---- Billet reproduit

L'île de Monome

Je parles à mon blog, ma tête est malade.

15 avril 2008

Cette porte.

Ce soir, en sortant de chez moi, j'ai trouvé une rose sur le paillasson. Elle était accompagnée de truffes en chocolat. Et d'un mot. D'amour.
Il y a vingt jours que j'ai ouvert cette porte. Et c'est sur le pas de la mienne que ce soir ces vingt jours se résument. La beauté d'une rose. La gourmandise d'une truffe en chocolat. Le sourire d'un mot doux.
Oh non, il y a vingt et un jours, je n'aurai pas parié cela. Mais à quoi servent les paris, sinon à les perdre. C'est dans ses yeux que je me perds, lorsque le jour le fait se lever. Dans ses cheveux mes mains se noient. Je me demande ce qu'il fait. Je redécouvre la jalousie. Et même s'il essaie, il n'arrive pas à m'énerver, ni même à m'agacer. Mon caractère de sauvage se fait discret. Je ne sais pas où tout çà va m'emmener, et pour la deuxième fois de ma vie, je n'en ai rien à faire.
Parce que ce soir, j'ai trouvé une rose sur mon paillasson. Une rose blanche et sans épines, accompagnée de truffes en chocolat. Et d'un mot. De mon amoureux.

--------
---- Lignes fournies

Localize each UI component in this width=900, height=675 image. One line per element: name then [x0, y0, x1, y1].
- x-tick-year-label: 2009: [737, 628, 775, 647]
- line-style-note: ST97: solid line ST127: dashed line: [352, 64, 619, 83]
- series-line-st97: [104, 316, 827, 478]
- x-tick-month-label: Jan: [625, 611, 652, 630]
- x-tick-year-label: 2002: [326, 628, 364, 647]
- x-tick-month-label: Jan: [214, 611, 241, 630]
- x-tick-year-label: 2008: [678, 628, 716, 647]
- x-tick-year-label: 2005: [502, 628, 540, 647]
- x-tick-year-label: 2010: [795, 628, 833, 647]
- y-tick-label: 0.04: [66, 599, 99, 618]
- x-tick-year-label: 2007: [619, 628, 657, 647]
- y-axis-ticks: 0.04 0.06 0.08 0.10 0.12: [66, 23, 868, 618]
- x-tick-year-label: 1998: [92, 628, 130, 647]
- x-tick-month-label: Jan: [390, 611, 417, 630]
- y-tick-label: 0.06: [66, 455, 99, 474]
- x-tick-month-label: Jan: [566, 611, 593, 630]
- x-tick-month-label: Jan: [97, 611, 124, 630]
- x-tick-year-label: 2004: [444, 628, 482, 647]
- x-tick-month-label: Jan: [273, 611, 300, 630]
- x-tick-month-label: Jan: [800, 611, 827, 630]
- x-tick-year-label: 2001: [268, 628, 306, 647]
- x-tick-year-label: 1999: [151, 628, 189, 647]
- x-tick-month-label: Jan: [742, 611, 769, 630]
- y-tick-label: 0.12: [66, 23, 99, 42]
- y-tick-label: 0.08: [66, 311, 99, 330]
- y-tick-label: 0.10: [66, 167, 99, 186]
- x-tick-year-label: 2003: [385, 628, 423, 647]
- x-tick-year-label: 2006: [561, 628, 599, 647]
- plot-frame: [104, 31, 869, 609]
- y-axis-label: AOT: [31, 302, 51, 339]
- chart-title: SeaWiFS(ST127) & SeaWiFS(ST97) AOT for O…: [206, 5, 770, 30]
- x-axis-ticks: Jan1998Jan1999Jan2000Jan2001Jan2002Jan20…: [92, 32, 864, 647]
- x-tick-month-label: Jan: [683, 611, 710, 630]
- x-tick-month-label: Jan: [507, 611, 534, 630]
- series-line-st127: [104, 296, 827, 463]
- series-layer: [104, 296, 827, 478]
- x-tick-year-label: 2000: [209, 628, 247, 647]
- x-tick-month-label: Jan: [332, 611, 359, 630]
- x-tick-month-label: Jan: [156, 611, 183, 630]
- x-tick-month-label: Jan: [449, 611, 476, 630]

--------

Questions sur le billet ::
1. Selon le billet, de quelle couleur est la rose trouvée sur le paillasson ?
2. Citez le passage du billet qui commence aux mots « Il y a vingt jours » et s'arrête après « rien à faire. ».

Réponses ::
1. Elle est blanche, et sans épines.

2.
Il y a vingt jours que j'ai ouvert cette porte. Et c'est sur le pas de la mienne que ce soir ces vingt jours se résument. La beauté d'une rose. La gourmandise d'une truffe en chocolat. Le sourire d'un mot doux.
Oh non, il y a vingt et un jours, je n'aurai pas parié cela. Mais à quoi servent les paris, sinon à les perdre. C'est dans ses yeux que je me perds, lorsque le jour le fait se lever. Dans ses cheveux mes mains se noient. Je me demande ce qu'il fait. Je redécouvre la jalousie. Et même s'il essaie, il n'arrive pas à m'énerver, ni même à m'agacer. Mon caractère de sauvage se fait discret. Je ne sais pas où tout çà va m'emmener, et pour la deuxième fois de ma vie, je n'en ai rien à faire.